**Aim of the task**
Pick out each line with the word "вольность" from the material that follows.

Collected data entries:
☆ ☆ ☆ ☆ ☆ ☆ ☆

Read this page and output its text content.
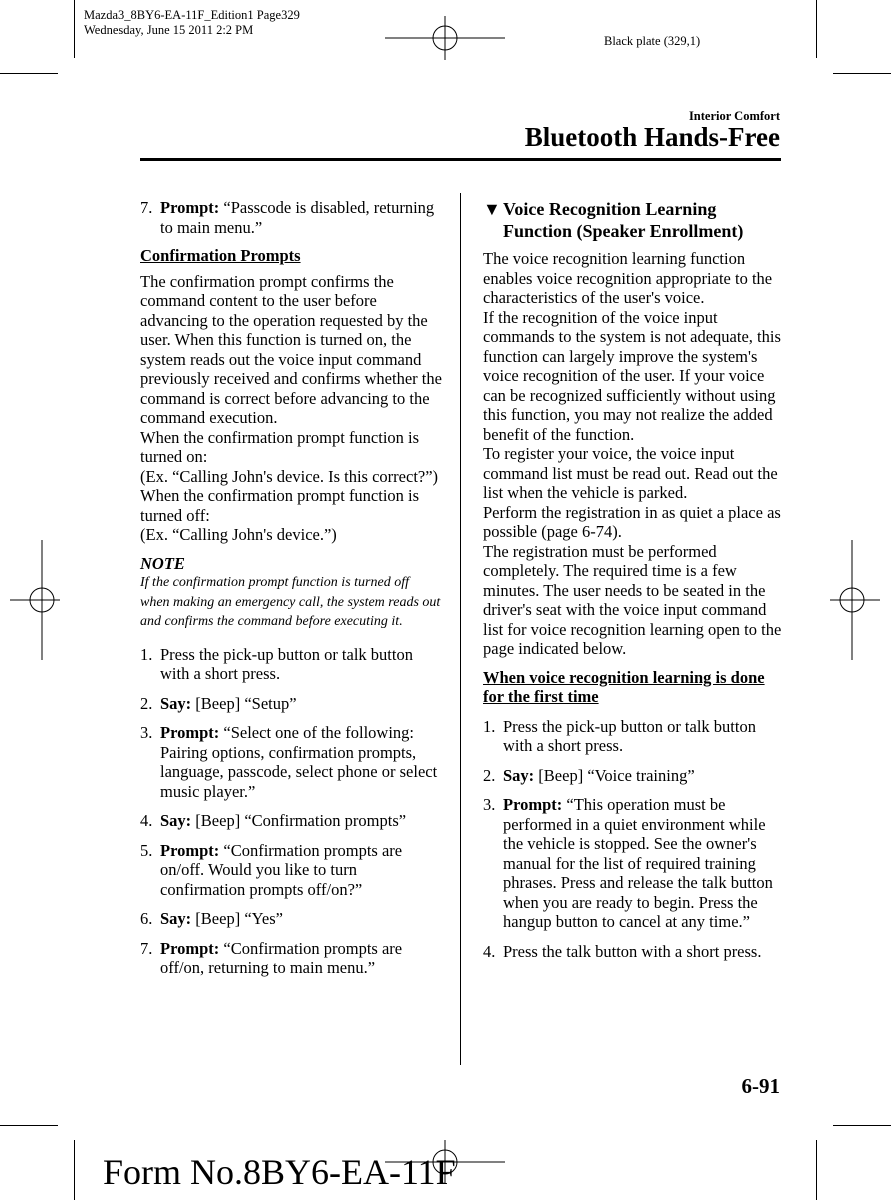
Mazda3_8BY6-EA-11F_Edition1 Page329
Wednesday, June 15 2011 2:2 PM
Black plate (329,1)
Interior Comfort
Bluetooth Hands-Free
7. Prompt: “Passcode is disabled, returning to main menu.”

Confirmation Prompts

The confirmation prompt confirms the command content to the user before advancing to the operation requested by the user. When this function is turned on, the system reads out the voice input command previously received and confirms whether the command is correct before advancing to the command execution.

When the confirmation prompt function is turned on:

(Ex. “Calling John's device. Is this correct?”)

When the confirmation prompt function is turned off:

(Ex. “Calling John's device.”)

NOTE

If the confirmation prompt function is turned off when making an emergency call, the system reads out and confirms the command before executing it.

1. Press the pick-up button or talk button with a short press.
2. Say: [Beep] “Setup”
3. Prompt: “Select one of the following: Pairing options, confirmation prompts, language, passcode, select phone or select music player.”
4. Say: [Beep] “Confirmation prompts”
5. Prompt: “Confirmation prompts are on/off. Would you like to turn confirmation prompts off/on?”
6. Say: [Beep] “Yes”
7. Prompt: “Confirmation prompts are off/on, returning to main menu.”
▼ Voice Recognition Learning Function (Speaker Enrollment)

The voice recognition learning function enables voice recognition appropriate to the characteristics of the user's voice.

If the recognition of the voice input commands to the system is not adequate, this function can largely improve the system's voice recognition of the user. If your voice can be recognized sufficiently without using this function, you may not realize the added benefit of the function.

To register your voice, the voice input command list must be read out. Read out the list when the vehicle is parked.

Perform the registration in as quiet a place as possible (page 6-74).

The registration must be performed completely. The required time is a few minutes. The user needs to be seated in the driver's seat with the voice input command list for voice recognition learning open to the page indicated below.

When voice recognition learning is done for the first time

1. Press the pick-up button or talk button with a short press.
2. Say: [Beep] “Voice training”
3. Prompt: “This operation must be performed in a quiet environment while the vehicle is stopped. See the owner's manual for the list of required training phrases. Press and release the talk button when you are ready to begin. Press the hangup button to cancel at any time.”
4. Press the talk button with a short press.
6-91
Form No.8BY6-EA-11F
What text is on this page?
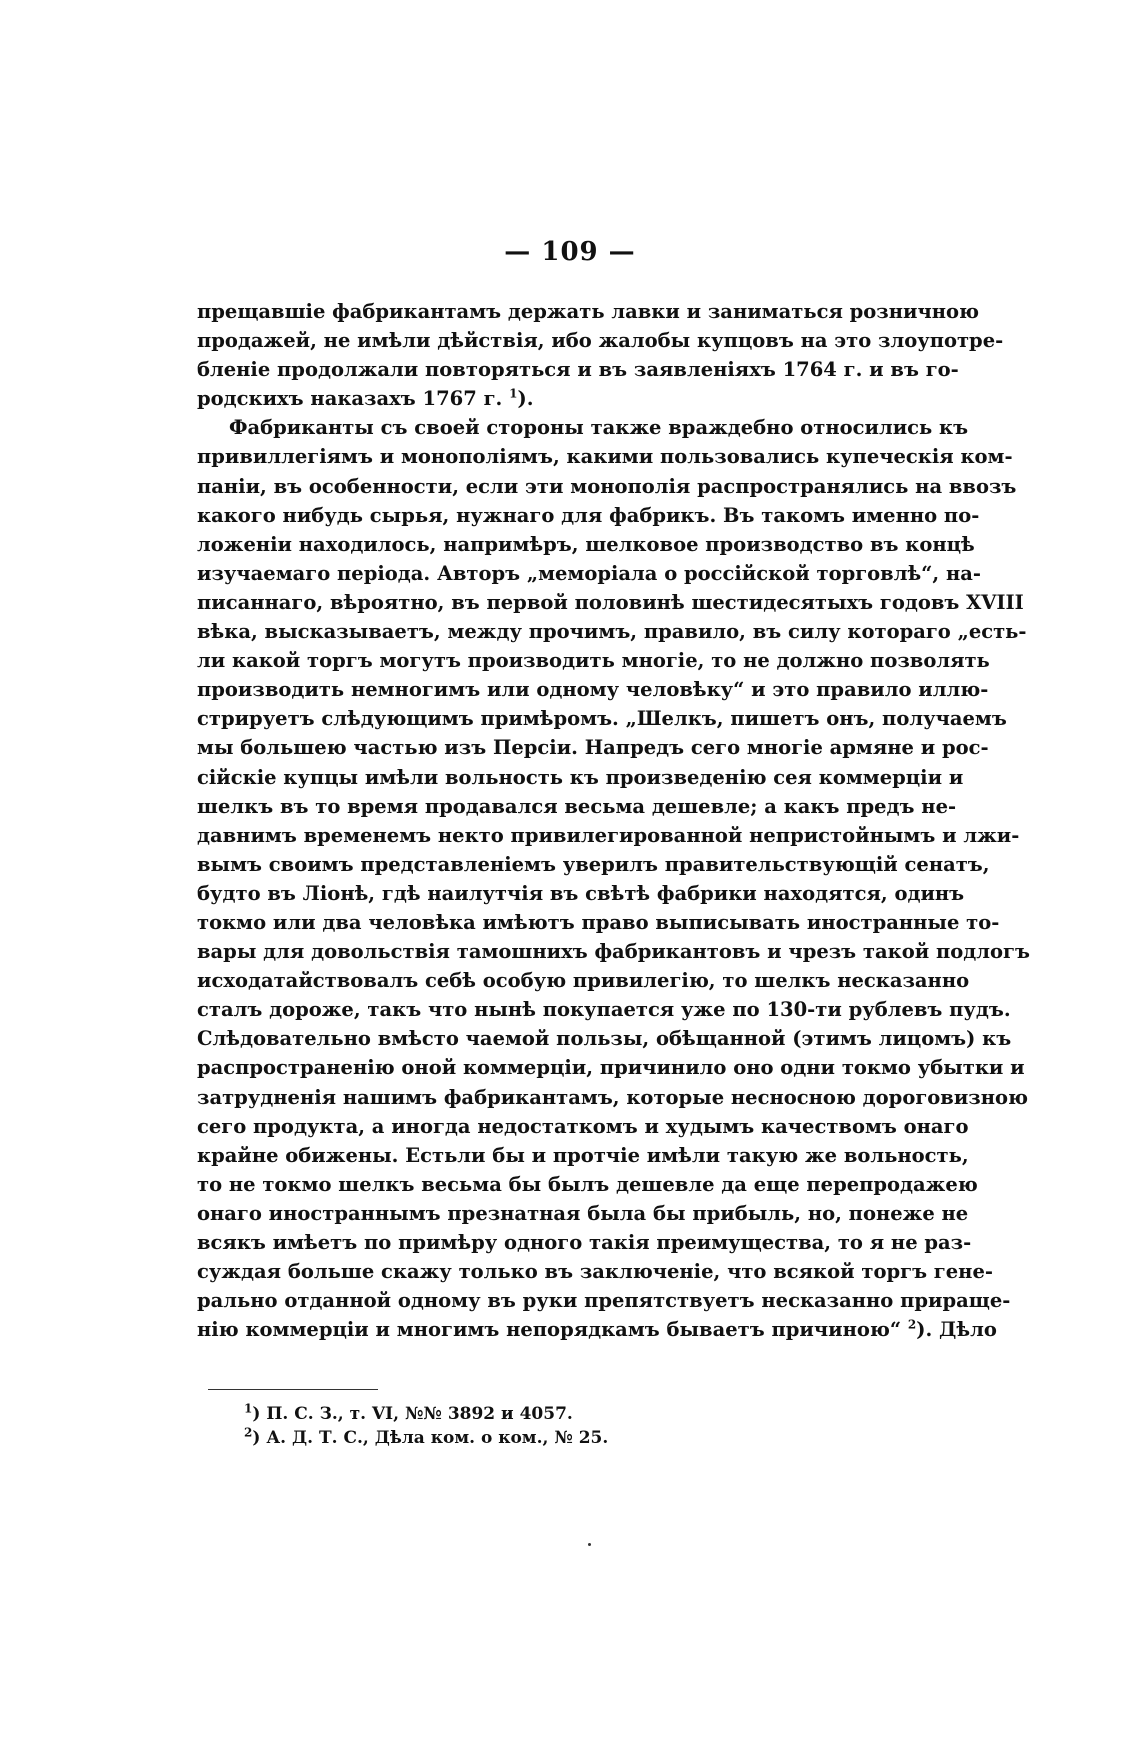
— 109 —
прещавшіе фабрикантамъ держать лавки и заниматься розничною
продажей, не имѣли дѣйствія, ибо жалобы купцовъ на это злоупотре-
бленіе продолжали повторяться и въ заявленіяхъ 1764 г. и въ го-
родскихъ наказахъ 1767 г. $^1$).
Фабриканты съ своей стороны также враждебно относились къ
привиллегіямъ и монополіямъ, какими пользовались купеческія ком-
паніи, въ особенности, если эти монополія распространялись на ввозъ
какого нибудь сырья, нужнаго для фабрикъ. Въ такомъ именно по-
ложеніи находилось, напримѣръ, шелковое производство въ концѣ
изучаемаго періода. Авторъ „меморіала о россійской торговлѣ“, на-
писаннаго, вѣроятно, въ первой половинѣ шестидесятыхъ годовъ XVIII
вѣка, высказываетъ, между прочимъ, правило, въ силу котораго „есть-
ли какой торгъ могутъ производить многіе, то не должно позволять
производить немногимъ или одному человѣку“ и это правило иллю-
стрируетъ слѣдующимъ примѣромъ. „Шелкъ, пишетъ онъ, получаемъ
мы большею частью изъ Персіи. Напредъ сего многіе армяне и рос-
сійскіе купцы имѣли вольность къ произведенію сея коммерціи и
шелкъ въ то время продавался весьма дешевле; а какъ предъ не-
давнимъ временемъ некто привилегированной непристойнымъ и лжи-
вымъ своимъ представленіемъ уверилъ правительствующій сенатъ,
будто въ Ліонѣ, гдѣ наилутчія въ свѣтѣ фабрики находятся, одинъ
токмо или два человѣка имѣютъ право выписывать иностранные то-
вары для довольствія тамошнихъ фабрикантовъ и чрезъ такой подлогъ
исходатайствовалъ себѣ особую привилегію, то шелкъ несказанно
сталъ дороже, такъ что нынѣ покупается уже по 130-ти рублевъ пудъ.
Слѣдовательно вмѣсто чаемой пользы, обѣщанной (этимъ лицомъ) къ
распространенію оной коммерціи, причинило оно одни токмо убытки и
затрудненія нашимъ фабрикантамъ, которые несносною дороговизною
сего продукта, а иногда недостаткомъ и худымъ качествомъ онаго
крайне обижены. Естьли бы и протчіе имѣли такую же вольность,
то не токмо шелкъ весьма бы былъ дешевле да еще перепродажею
онаго иностраннымъ презнатная была бы прибыль, но, понеже не
всякъ имѣетъ по примѣру одного такія преимущества, то я не раз-
суждая больше скажу только въ заключеніе, что всякой торгъ гене-
рально отданной одному въ руки препятствуетъ несказанно прираще-
нію коммерціи и многимъ непорядкамъ бываетъ причиною“ $^2$). Дѣло
$^1$) П. С. З., т. VI, №№ 3892 и 4057.
$^2$) А. Д. Т. С., Дѣла ком. о ком., № 25.
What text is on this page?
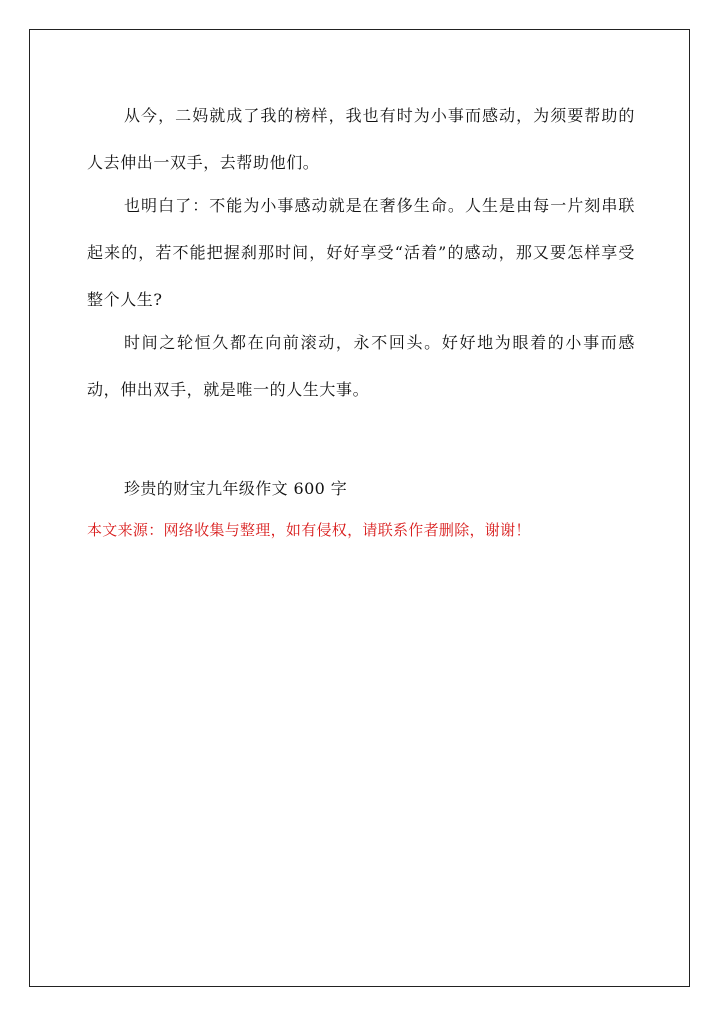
从今，二妈就成了我的榜样，我也有时为小事而感动，为须要帮助的人去伸出一双手，去帮助他们。

也明白了：不能为小事感动就是在奢侈生命。人生是由每一片刻串联起来的，若不能把握刹那时间，好好享受“活着”的感动，那又要怎样享受整个人生?

时间之轮恒久都在向前滚动，永不回头。好好地为眼着的小事而感动，伸出双手，就是唯一的人生大事。

珍贵的财宝九年级作文 600 字
本文来源：网络收集与整理，如有侵权，请联系作者删除，谢谢！
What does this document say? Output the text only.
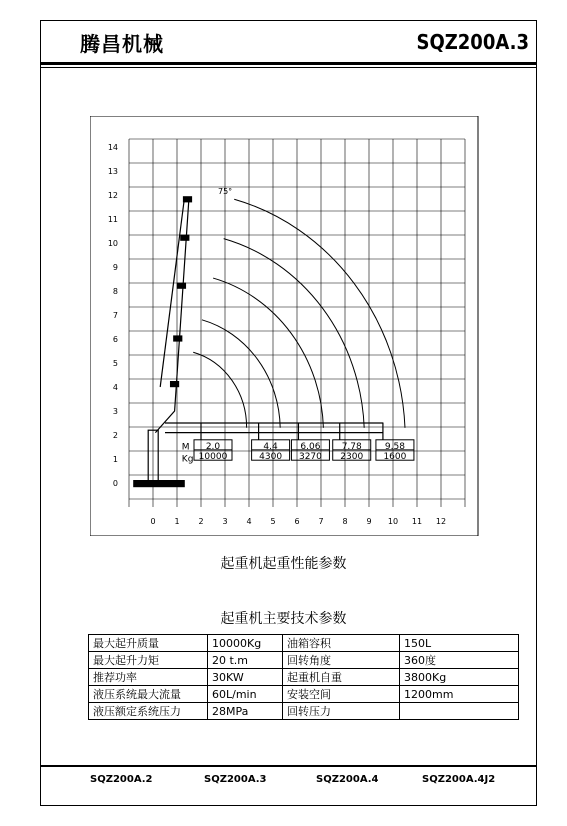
腾昌机械	SQZ200A.3
0 1 2 3 4 5 6 7 8 9 10 11 12
0
1
2
3
4
5
6
7
8
9
10
11
12
13
14
75°
M
Kg
2.0
10000
4.4
4300
6.06
3270
7.78
2300
9.58
1600
起重机起重性能参数
起重机主要技术参数
最大起升质量	10000Kg	油箱容积	150L
最大起升力矩	20 t.m	回转角度	360度
推荐功率	30KW	起重机自重	3800Kg
液压系统最大流量	60L/min	安装空间	1200mm
液压额定系统压力	28MPa	回转压力	
SQZ200A.2	SQZ200A.3	SQZ200A.4	SQZ200A.4J2
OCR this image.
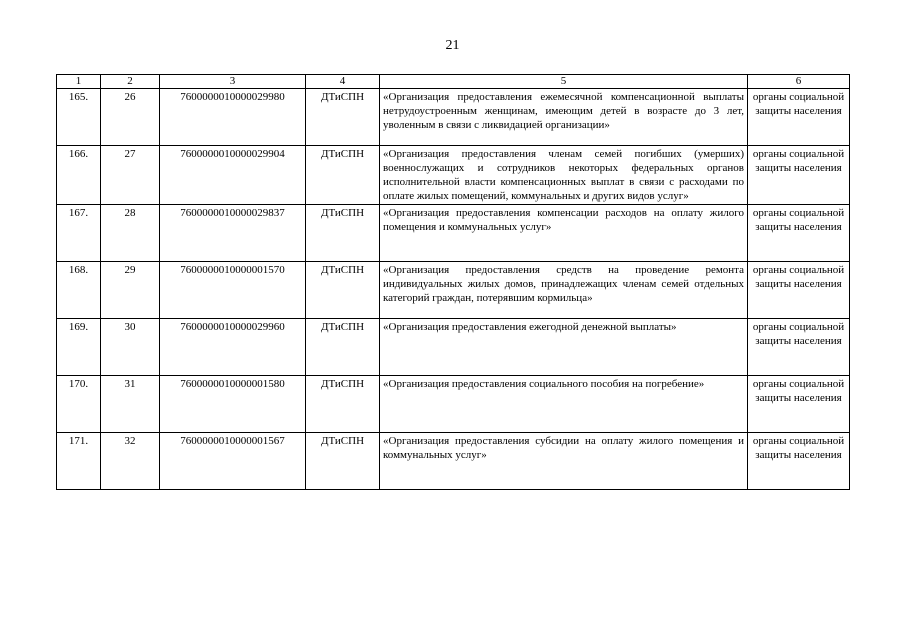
21
1	2	3	4	5	6
165.	26	7600000010000029980	ДТиСПН	«Организация предоставления ежемесячной компенсационной выплаты нетрудоустроенным женщинам, имеющим детей в возрасте до 3 лет, уволенным в связи с ликвидацией организации»	органы социальной защиты населения
166.	27	7600000010000029904	ДТиСПН	«Организация предоставления членам семей погибших (умерших) военнослужащих и сотрудников некоторых федеральных органов исполнительной власти компенсационных выплат в связи с расходами по оплате жилых помещений, коммунальных и других видов услуг»	органы социальной защиты населения
167.	28	7600000010000029837	ДТиСПН	«Организация предоставления компенсации расходов на оплату жилого помещения и коммунальных услуг»	органы социальной защиты населения
168.	29	7600000010000001570	ДТиСПН	«Организация предоставления средств на проведение ремонта индивидуальных жилых домов, принадлежащих членам семей отдельных категорий граждан, потерявшим кормильца»	органы социальной защиты населения
169.	30	7600000010000029960	ДТиСПН	«Организация предоставления ежегодной денежной выплаты»	органы социальной защиты населения
170.	31	7600000010000001580	ДТиСПН	«Организация предоставления социального пособия на погребение»	органы социальной защиты населения
171.	32	7600000010000001567	ДТиСПН	«Организация предоставления субсидии на оплату жилого помещения и коммунальных услуг»	органы социальной защиты населения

☆ ☆ ☆ ☆ ☆ ☆ ☆

**Result of this exercise**
сійскіе купцы имѣли вольность къ произведенію сея коммерціи и
крайне обижены. Естьли бы и протчіе имѣли такую же вольность,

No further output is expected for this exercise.